== Dataset records ==

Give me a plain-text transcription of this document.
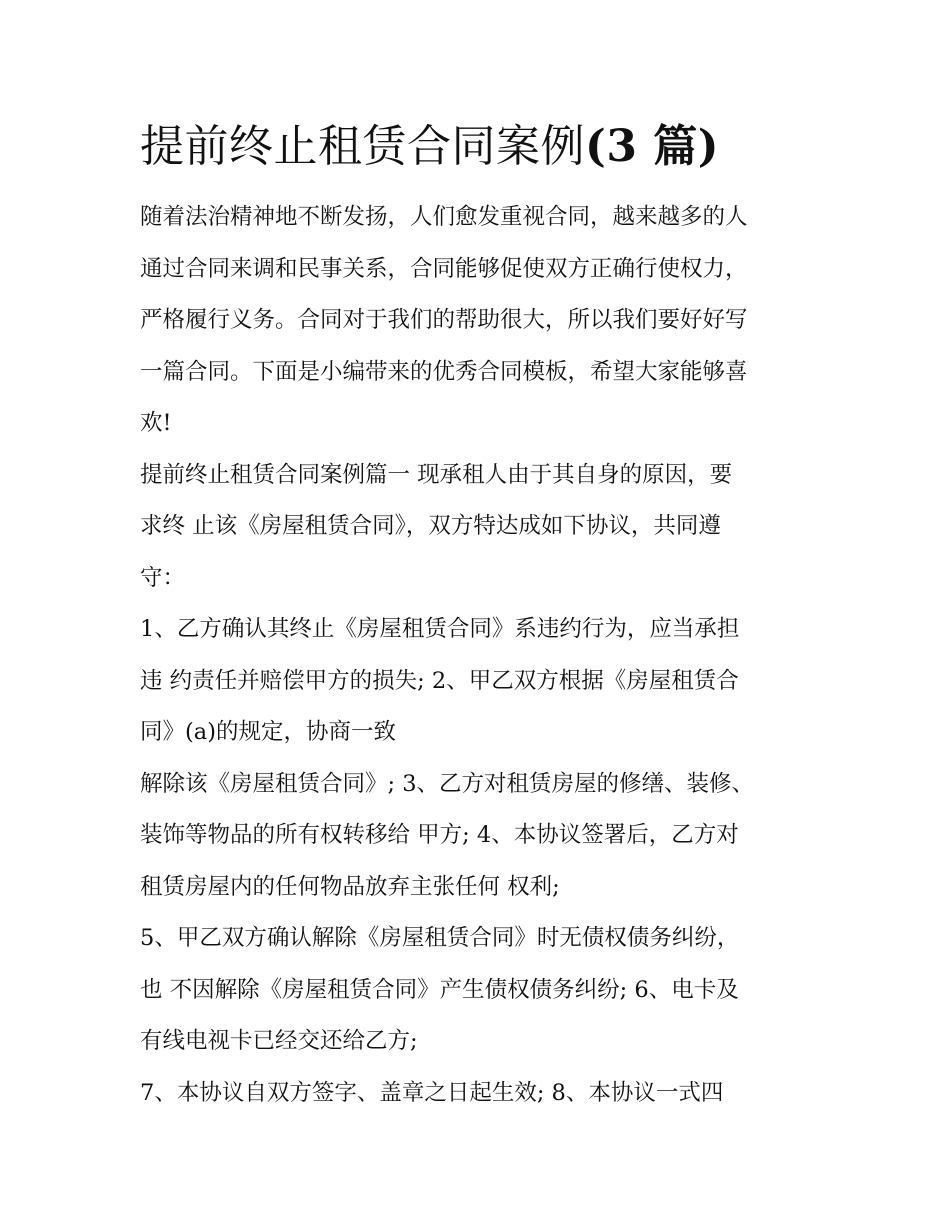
提前终止租赁合同案例(3 篇)

随着法治精神地不断发扬，人们愈发重视合同，越来越多的人
通过合同来调和民事关系，合同能够促使双方正确行使权力，
严格履行义务。合同对于我们的帮助很大，所以我们要好好写
一篇合同。下面是小编带来的优秀合同模板，希望大家能够喜
欢!

提前终止租赁合同案例篇一 现承租人由于其自身的原因，要
求终 止该《房屋租赁合同》，双方特达成如下协议，共同遵
守：

1、乙方确认其终止《房屋租赁合同》系违约行为，应当承担
违 约责任并赔偿甲方的损失; 2、甲乙双方根据《房屋租赁合
同》(a)的规定，协商一致

解除该《房屋租赁合同》; 3、乙方对租赁房屋的修缮、装修、
装饰等物品的所有权转移给 甲方; 4、本协议签署后，乙方对
租赁房屋内的任何物品放弃主张任何 权利;

5、甲乙双方确认解除《房屋租赁合同》时无债权债务纠纷，
也 不因解除《房屋租赁合同》产生债权债务纠纷; 6、电卡及
有线电视卡已经交还给乙方;

7、本协议自双方签字、盖章之日起生效; 8、本协议一式四
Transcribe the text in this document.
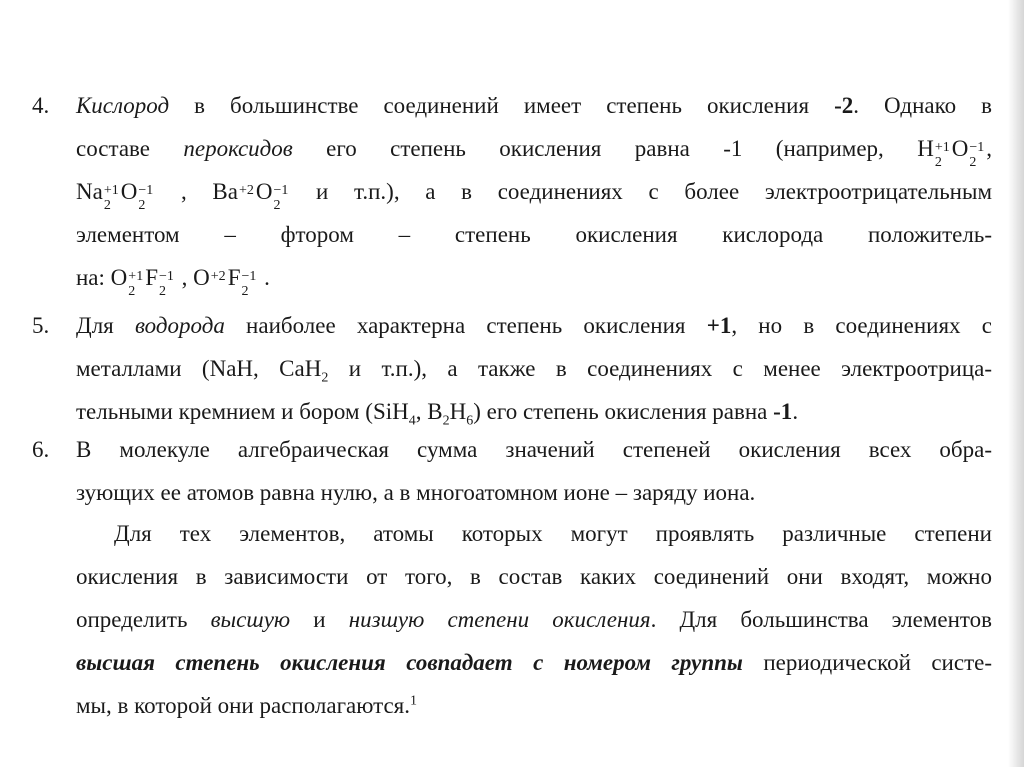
4.	Кислород в большинстве соединений имеет степень окисления -2. Однако в
составе пероксидов его степень окисления равна -1 (например, H +1
2
O −1
2
,
Na +1
2
O −1
2
, Ba +2
O −1
2
и т.п.), а в соединениях с более электроотрицательным
элементом – фтором – степень окисления кислорода положитель-
на: O +1
2
F −1
2
, O +2
F −1
2
.
5.	Для водорода наиболее характерна степень окисления +1, но в соединениях с
металлами (NaH, CaH$_2$ и т.п.), а также в соединениях с менее электроотрица-
тельными кремнием и бором (SiH$_4$, $B_2H_6$) его степень окисления равна -1.
6.	В молекуле алгебраическая сумма значений степеней окисления всех обра-
зующих ее атомов равна нулю, а в многоатомном ионе – заряду иона.
Для тех элементов, атомы которых могут проявлять различные степени
окисления в зависимости от того, в состав каких соединений они входят, можно
определить высшую и низшую степени окисления. Для большинства элементов
высшая степень окисления совпадает с номером группы периодической систе-
мы, в которой они располагаются.$^1$
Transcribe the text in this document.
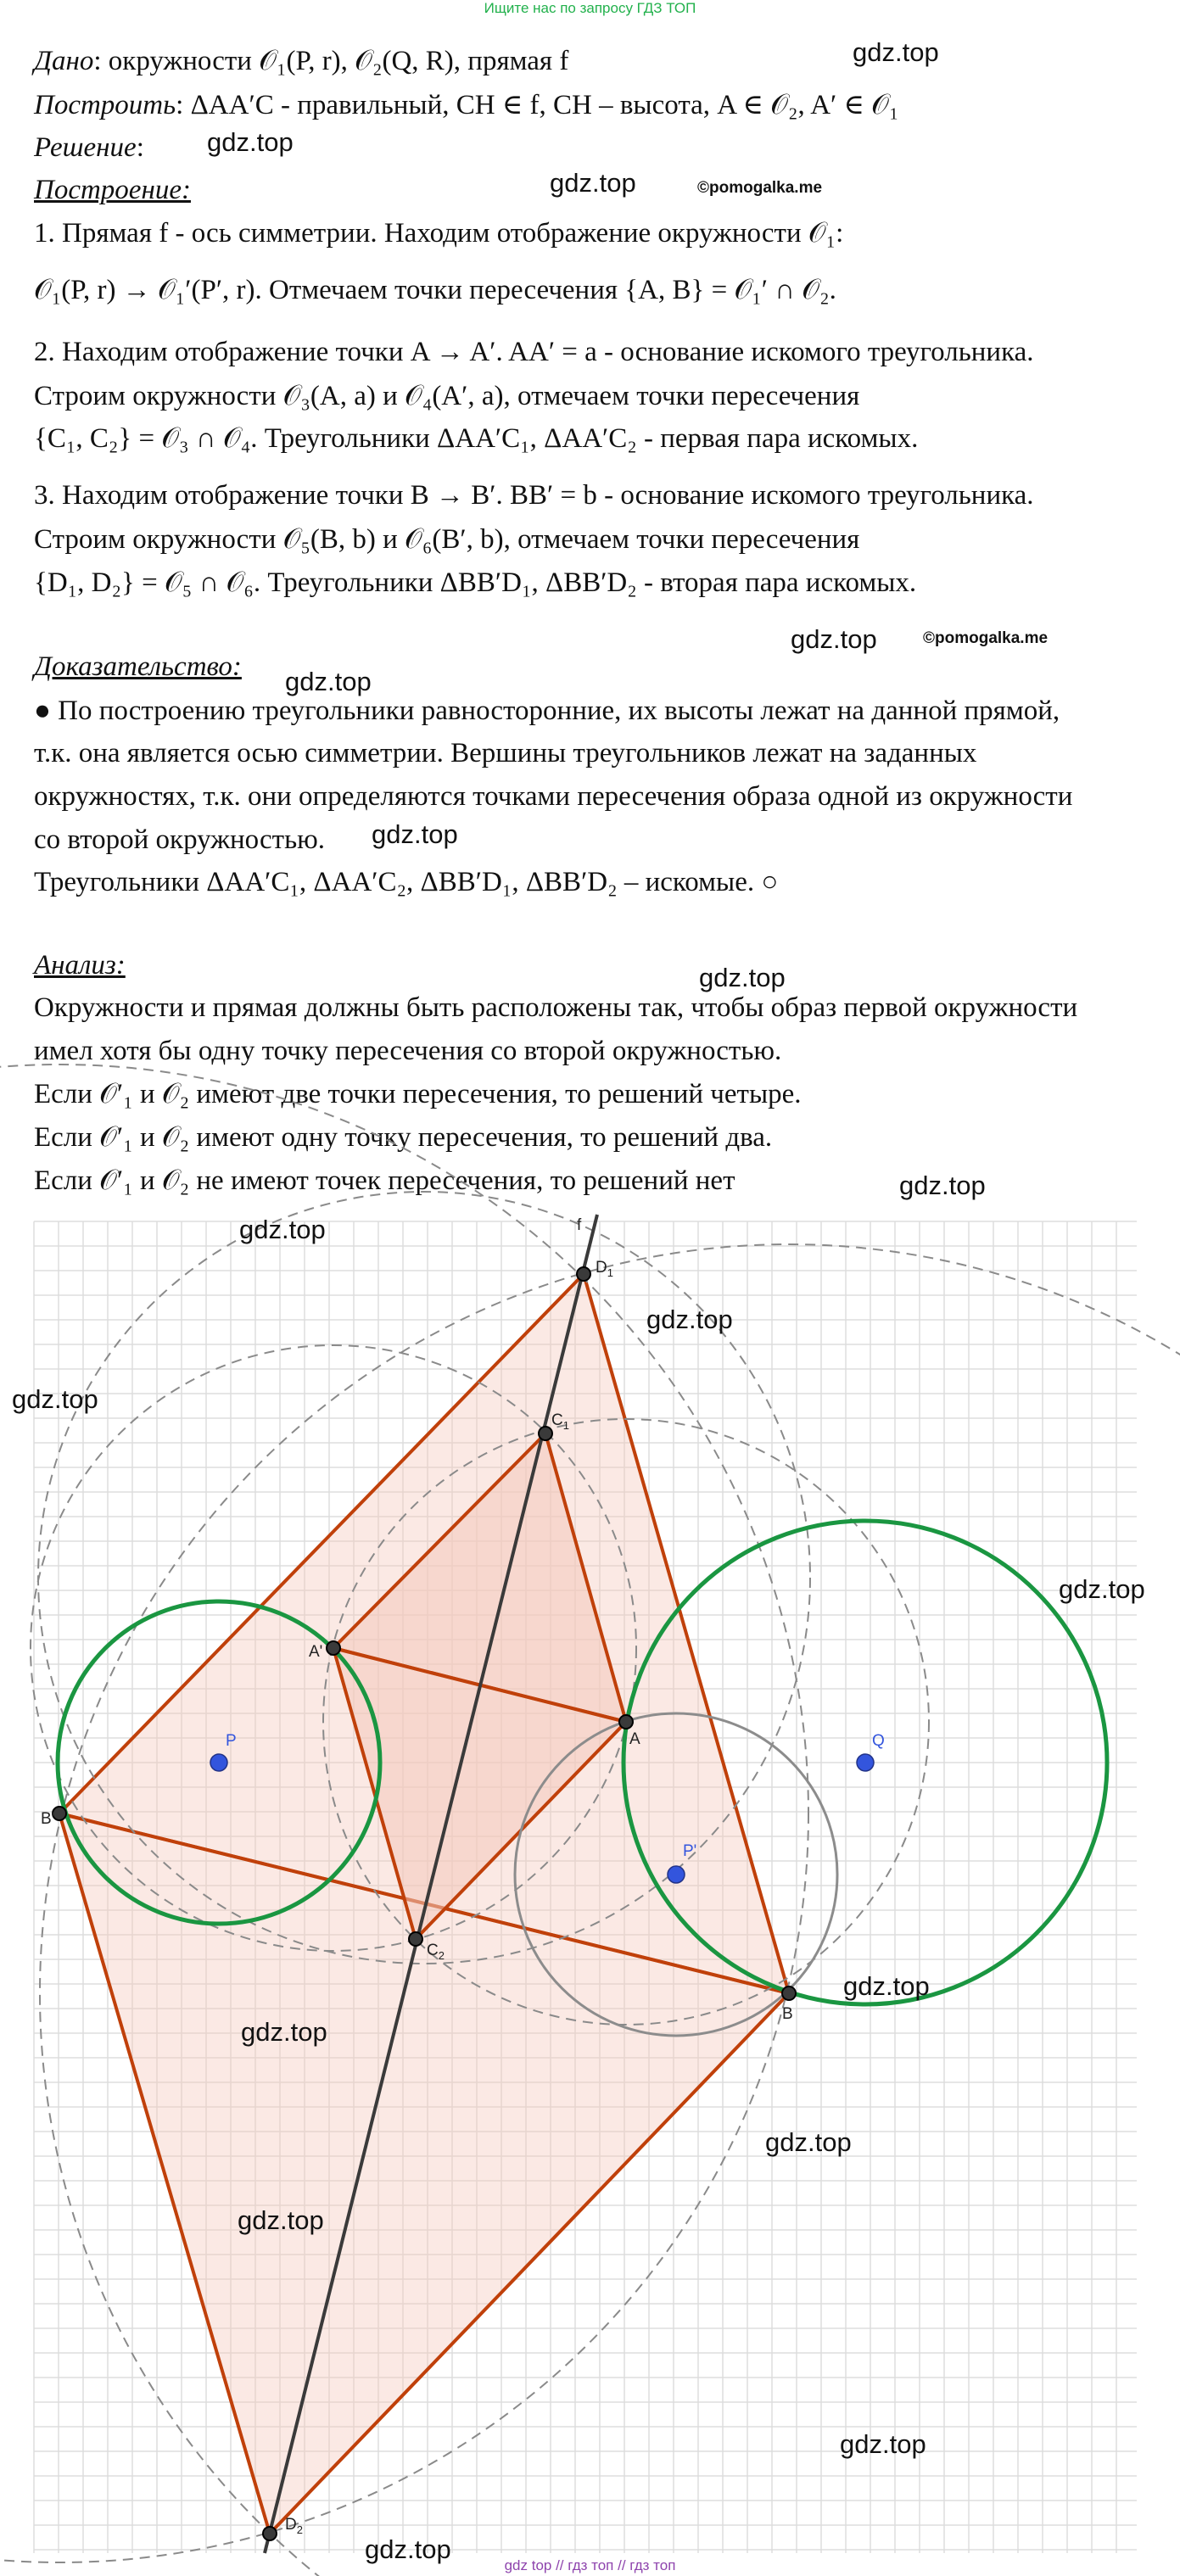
Ищите нас по запросу ГДЗ ТОП
Дано: окружности 𝒪₁(P, r), 𝒪₂(Q, R), прямая f
Построить: ΔAA′C - правильный, CH ∈ f, CH – высота, A ∈ 𝒪₂, A′ ∈ 𝒪₁
Решение:
Построение:
1. Прямая f - ось симметрии. Находим отображение окружности 𝒪₁:
𝒪₁(P, r) → 𝒪₁′(P′, r). Отмечаем точки пересечения {A, B} = 𝒪₁′ ∩ 𝒪₂.
2. Находим отображение точки A → A′. AA′ = a - основание искомого треугольника.
Строим окружности 𝒪₃(A, a) и 𝒪₄(A′, a), отмечаем точки пересечения
{C₁, C₂} = 𝒪₃ ∩ 𝒪₄. Треугольники ΔAA′C₁, ΔAA′C₂ - первая пара искомых.
3. Находим отображение точки B → B′. BB′ = b - основание искомого треугольника.
Строим окружности 𝒪₅(B, b) и 𝒪₆(B′, b), отмечаем точки пересечения
{D₁, D₂} = 𝒪₅ ∩ 𝒪₆. Треугольники ΔBB′D₁, ΔBB′D₂ - вторая пара искомых.
Доказательство:
● По построению треугольники равносторонние, их высоты лежат на данной прямой,
т.к. она является осью симметрии. Вершины треугольников лежат на заданных
окружностях, т.к. они определяются точками пересечения образа одной из окружности
со второй окружностью.
Треугольники ΔAA′C₁, ΔAA′C₂, ΔBB′D₁, ΔBB′D₂ – искомые. ○
Анализ:
Окружности и прямая должны быть расположены так, чтобы образ первой окружности
имел хотя бы одну точку пересечения со второй окружностью.
Если 𝒪′₁ и 𝒪₂ имеют две точки пересечения, то решений четыре.
Если 𝒪′₁ и 𝒪₂ имеют одну точку пересечения, то решений два.
Если 𝒪′₁ и 𝒪₂ не имеют точек пересечения, то решений нет
f
$D_1$
$C_1$
A'
A
P	Q
B'
P'
$C_2$
B
$D_2$
gdz.top
gdz.top
gdz.top	©pomogalka.me
gdz.top	©pomogalka.me
gdz.top
gdz.top
gdz.top
gdz.top
gdz.top
gdz.top
gdz.top
gdz.top
gdz.top
gdz.top
gdz.top
gdz.top
gdz.top
gdz.top
gdz top // гдз топ // гдз топ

===

* **Work required**
Which lines hold the string "решений"? Copy all of them from the data above.

* **Answer for the task**
Если 𝒪′₁ и 𝒪₂ имеют две точки пересечения, то решений четыре.
Если 𝒪′₁ и 𝒪₂ имеют одну точку пересечения, то решений два.
Если 𝒪′₁ и 𝒪₂ не имеют точек пересечения, то решений нет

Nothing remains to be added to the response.